%%
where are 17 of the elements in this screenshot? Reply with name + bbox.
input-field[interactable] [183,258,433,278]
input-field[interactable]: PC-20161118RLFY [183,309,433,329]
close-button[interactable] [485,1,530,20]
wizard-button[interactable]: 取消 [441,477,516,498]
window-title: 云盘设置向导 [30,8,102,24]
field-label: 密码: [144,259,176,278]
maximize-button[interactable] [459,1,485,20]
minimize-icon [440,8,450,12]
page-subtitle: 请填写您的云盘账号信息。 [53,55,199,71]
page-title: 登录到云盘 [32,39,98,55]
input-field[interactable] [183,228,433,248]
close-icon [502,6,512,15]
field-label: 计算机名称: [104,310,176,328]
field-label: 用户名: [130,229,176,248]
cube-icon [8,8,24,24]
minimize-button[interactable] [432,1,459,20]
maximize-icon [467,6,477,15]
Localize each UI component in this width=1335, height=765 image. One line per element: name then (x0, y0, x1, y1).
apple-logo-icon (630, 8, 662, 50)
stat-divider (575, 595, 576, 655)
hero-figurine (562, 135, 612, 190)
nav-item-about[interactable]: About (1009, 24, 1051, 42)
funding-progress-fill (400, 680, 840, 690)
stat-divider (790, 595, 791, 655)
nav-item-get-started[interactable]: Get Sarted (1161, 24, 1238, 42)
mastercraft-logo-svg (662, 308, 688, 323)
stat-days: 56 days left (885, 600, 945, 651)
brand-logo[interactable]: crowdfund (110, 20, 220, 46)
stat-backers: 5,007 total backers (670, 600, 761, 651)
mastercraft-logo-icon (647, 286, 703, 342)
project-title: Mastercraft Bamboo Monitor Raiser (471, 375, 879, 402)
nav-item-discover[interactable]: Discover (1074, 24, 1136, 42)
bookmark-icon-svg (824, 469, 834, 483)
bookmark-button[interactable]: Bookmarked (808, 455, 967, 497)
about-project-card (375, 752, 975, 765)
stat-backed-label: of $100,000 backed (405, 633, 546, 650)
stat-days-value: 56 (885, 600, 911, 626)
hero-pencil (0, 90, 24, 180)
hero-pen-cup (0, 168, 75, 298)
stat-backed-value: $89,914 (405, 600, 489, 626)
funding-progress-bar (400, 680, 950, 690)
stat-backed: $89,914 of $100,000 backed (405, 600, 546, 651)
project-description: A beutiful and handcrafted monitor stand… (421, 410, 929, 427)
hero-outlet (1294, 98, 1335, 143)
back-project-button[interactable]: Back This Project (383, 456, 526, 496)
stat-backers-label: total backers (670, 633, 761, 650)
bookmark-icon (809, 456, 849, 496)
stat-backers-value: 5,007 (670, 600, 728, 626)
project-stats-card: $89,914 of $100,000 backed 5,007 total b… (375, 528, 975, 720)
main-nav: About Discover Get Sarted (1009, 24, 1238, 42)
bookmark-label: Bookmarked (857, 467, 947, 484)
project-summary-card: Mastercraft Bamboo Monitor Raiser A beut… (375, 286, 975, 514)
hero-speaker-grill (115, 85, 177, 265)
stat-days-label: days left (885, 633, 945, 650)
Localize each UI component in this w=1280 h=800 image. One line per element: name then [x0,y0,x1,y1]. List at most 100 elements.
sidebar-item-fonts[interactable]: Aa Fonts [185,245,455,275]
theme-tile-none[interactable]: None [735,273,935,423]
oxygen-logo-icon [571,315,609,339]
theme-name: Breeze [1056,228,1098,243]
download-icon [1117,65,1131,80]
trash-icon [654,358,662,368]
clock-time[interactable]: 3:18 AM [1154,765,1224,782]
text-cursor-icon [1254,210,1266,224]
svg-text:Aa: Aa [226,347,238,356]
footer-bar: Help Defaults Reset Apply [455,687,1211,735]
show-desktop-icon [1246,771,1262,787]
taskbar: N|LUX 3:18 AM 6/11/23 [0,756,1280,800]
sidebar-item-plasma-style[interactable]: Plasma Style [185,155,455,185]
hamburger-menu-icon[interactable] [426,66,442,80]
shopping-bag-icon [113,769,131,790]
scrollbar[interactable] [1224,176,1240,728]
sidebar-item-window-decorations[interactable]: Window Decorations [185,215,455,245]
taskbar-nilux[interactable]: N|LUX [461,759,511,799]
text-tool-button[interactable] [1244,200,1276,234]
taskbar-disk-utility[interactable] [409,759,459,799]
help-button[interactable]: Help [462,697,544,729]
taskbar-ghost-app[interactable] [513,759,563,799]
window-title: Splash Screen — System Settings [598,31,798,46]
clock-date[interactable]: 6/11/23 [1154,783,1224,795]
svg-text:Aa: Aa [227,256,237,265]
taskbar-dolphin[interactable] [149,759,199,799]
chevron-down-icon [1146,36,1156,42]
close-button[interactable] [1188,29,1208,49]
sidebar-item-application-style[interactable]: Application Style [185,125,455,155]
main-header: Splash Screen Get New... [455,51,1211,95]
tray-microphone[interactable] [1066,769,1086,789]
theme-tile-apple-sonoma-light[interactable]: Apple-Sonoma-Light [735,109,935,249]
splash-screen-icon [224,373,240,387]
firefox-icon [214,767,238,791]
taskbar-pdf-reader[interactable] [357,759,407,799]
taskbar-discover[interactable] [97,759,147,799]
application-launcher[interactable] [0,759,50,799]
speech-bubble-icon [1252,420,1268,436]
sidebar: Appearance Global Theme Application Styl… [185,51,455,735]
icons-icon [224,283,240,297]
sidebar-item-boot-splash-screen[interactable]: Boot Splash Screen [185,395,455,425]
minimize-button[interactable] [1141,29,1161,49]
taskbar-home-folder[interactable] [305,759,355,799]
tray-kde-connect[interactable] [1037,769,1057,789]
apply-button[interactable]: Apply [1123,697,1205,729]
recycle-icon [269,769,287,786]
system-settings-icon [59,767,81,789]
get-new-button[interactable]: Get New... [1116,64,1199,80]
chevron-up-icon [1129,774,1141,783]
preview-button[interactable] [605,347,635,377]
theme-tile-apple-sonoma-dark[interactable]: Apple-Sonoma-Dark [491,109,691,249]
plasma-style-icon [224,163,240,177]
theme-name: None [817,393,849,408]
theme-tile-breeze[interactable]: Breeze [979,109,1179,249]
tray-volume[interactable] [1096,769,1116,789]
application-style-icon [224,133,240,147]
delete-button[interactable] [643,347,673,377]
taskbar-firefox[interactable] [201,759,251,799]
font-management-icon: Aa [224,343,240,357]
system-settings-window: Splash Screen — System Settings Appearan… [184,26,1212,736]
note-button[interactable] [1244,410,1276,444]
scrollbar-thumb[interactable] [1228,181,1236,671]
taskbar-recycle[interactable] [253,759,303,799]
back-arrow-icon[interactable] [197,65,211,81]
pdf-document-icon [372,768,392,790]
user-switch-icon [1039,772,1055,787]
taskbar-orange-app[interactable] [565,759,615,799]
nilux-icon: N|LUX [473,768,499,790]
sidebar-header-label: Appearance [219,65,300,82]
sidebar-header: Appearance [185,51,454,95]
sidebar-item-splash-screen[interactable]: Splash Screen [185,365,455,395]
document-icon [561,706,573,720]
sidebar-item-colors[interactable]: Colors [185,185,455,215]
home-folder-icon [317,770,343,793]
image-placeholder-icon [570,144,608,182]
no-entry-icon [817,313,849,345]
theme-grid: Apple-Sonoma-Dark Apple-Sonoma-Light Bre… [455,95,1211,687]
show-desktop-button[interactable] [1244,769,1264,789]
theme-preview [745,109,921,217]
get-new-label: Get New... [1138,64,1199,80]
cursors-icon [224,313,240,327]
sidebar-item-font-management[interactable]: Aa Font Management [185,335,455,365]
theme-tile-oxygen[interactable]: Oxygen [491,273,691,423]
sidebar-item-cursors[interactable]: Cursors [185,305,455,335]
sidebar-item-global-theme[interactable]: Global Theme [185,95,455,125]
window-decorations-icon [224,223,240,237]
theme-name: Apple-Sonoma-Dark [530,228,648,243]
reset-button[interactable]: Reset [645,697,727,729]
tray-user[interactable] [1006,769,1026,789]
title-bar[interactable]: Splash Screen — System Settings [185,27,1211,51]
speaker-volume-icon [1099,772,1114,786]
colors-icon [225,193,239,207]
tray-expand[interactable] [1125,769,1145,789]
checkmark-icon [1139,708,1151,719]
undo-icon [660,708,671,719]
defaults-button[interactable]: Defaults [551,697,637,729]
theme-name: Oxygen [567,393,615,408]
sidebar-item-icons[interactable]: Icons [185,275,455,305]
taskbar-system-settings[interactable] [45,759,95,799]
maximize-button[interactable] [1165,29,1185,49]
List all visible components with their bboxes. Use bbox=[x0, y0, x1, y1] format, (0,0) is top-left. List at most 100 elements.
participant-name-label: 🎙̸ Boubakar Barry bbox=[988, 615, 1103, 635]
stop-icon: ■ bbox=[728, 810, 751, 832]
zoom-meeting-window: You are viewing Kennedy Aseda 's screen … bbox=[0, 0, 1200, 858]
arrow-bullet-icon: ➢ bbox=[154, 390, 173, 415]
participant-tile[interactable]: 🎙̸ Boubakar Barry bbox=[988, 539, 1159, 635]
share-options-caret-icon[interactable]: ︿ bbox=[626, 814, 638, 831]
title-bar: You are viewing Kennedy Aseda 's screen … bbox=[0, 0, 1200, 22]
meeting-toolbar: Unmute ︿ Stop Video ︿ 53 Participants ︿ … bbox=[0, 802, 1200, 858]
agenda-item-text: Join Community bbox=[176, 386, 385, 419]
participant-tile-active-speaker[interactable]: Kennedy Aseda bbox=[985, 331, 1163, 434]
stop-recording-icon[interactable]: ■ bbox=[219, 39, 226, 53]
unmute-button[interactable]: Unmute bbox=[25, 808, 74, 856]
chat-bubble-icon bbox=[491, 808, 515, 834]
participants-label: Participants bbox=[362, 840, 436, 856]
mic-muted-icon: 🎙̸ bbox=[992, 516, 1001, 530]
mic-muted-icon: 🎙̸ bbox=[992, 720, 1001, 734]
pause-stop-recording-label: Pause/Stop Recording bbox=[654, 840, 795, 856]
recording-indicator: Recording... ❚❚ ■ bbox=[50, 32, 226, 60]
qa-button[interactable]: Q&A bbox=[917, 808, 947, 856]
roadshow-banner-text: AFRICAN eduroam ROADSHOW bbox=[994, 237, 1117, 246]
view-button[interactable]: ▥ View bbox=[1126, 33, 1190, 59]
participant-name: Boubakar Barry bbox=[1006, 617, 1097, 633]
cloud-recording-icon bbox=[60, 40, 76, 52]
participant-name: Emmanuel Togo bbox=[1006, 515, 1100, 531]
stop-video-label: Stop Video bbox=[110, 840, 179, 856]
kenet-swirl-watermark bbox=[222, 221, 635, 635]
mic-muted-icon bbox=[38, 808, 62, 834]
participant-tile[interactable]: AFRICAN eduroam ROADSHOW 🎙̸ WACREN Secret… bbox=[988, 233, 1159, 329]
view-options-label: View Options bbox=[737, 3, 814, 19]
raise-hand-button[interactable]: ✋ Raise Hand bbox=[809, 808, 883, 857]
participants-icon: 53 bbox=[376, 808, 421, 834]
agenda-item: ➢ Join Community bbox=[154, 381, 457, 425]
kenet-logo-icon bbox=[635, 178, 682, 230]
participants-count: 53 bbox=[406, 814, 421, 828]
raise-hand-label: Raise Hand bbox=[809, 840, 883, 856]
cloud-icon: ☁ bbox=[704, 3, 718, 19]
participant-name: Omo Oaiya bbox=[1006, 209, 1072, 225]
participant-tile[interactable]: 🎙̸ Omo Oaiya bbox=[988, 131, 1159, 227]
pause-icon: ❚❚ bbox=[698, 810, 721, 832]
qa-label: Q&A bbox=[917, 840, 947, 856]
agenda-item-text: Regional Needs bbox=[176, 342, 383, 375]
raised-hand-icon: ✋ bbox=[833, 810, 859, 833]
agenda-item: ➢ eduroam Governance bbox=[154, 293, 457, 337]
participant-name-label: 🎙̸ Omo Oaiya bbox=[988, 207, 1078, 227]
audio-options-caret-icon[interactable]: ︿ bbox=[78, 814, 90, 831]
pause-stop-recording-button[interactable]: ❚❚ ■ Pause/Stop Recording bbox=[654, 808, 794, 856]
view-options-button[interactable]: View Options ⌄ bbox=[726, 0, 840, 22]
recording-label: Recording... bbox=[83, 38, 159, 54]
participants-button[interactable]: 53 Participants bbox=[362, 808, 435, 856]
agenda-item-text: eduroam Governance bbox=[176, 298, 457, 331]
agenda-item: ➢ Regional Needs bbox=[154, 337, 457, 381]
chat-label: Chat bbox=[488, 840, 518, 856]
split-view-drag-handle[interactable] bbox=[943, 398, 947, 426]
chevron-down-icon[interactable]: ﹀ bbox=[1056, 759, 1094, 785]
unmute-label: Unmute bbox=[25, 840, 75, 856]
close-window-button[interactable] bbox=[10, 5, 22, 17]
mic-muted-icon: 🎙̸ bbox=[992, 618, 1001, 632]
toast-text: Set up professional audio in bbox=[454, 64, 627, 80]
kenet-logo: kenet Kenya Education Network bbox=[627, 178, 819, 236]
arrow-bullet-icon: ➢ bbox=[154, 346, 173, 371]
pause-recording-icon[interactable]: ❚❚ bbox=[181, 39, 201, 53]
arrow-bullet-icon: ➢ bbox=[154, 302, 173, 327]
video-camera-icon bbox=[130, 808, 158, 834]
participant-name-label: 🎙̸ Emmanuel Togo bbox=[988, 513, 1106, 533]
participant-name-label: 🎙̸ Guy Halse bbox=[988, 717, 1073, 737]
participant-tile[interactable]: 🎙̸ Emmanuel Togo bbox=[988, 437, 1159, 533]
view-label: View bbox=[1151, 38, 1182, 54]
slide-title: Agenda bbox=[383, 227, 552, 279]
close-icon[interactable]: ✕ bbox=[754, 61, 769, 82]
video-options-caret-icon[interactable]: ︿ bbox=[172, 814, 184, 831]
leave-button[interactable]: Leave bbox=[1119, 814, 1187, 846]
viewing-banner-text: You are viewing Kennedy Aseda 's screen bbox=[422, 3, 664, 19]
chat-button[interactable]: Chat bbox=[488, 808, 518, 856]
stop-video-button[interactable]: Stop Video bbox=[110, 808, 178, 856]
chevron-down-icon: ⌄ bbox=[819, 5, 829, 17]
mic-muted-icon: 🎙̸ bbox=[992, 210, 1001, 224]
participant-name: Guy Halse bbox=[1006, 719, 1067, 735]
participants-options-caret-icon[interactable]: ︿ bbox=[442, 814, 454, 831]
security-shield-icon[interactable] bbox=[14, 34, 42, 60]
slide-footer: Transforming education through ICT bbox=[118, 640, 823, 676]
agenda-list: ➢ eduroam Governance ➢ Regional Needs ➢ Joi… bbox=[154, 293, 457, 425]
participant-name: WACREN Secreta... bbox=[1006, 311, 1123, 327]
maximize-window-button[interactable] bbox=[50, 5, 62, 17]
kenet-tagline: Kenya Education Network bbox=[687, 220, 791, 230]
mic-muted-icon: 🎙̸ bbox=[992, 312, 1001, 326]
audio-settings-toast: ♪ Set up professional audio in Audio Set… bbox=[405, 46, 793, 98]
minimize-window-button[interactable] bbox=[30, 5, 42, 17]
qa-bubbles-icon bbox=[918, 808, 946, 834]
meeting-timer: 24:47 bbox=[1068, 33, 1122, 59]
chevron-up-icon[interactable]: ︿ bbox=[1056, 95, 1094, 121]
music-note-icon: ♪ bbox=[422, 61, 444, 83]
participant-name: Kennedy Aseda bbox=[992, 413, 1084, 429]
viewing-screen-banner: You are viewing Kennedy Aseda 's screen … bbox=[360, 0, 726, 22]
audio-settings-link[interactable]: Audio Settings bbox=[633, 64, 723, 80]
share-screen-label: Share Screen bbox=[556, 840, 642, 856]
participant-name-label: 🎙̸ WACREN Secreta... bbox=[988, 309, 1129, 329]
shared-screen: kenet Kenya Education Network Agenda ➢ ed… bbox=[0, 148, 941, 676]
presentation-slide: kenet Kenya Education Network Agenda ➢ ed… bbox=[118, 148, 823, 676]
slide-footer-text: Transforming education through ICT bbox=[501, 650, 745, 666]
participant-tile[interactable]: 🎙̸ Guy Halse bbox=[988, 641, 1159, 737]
%%
**WRITTEN INSTRUCTION**. Format the records above, from their first line through the line containing "minimize-button[interactable] [432,1,459,20]", inclusive, as a JSON list of strings with one string per line, omitting blank lines.

**OUTPUT BELOW**.
[
  "where are 17 of the elements in this screenshot? Reply with name + bbox.",
  "input-field[interactable] [183,258,433,278]",
  "input-field[interactable]: PC-20161118RLFY [183,309,433,329]",
  "close-button[interactable] [485,1,530,20]",
  "wizard-button[interactable]: 取消 [441,477,516,498]",
  "window-title: 云盘设置向导 [30,8,102,24]",
  "field-label: 密码: [144,259,176,278]",
  "maximize-button[interactable] [459,1,485,20]",
  "minimize-icon [440,8,450,12]",
  "page-subtitle: 请填写您的云盘账号信息。 [53,55,199,71]",
  "page-title: 登录到云盘 [32,39,98,55]",
  "input-field[interactable] [183,228,433,248]",
  "close-icon [502,6,512,15]",
  "field-label: 计算机名称: [104,310,176,328]",
  "field-label: 用户名: [130,229,176,248]",
  "cube-icon [8,8,24,24]",
  "minimize-button[interactable] [432,1,459,20]"
]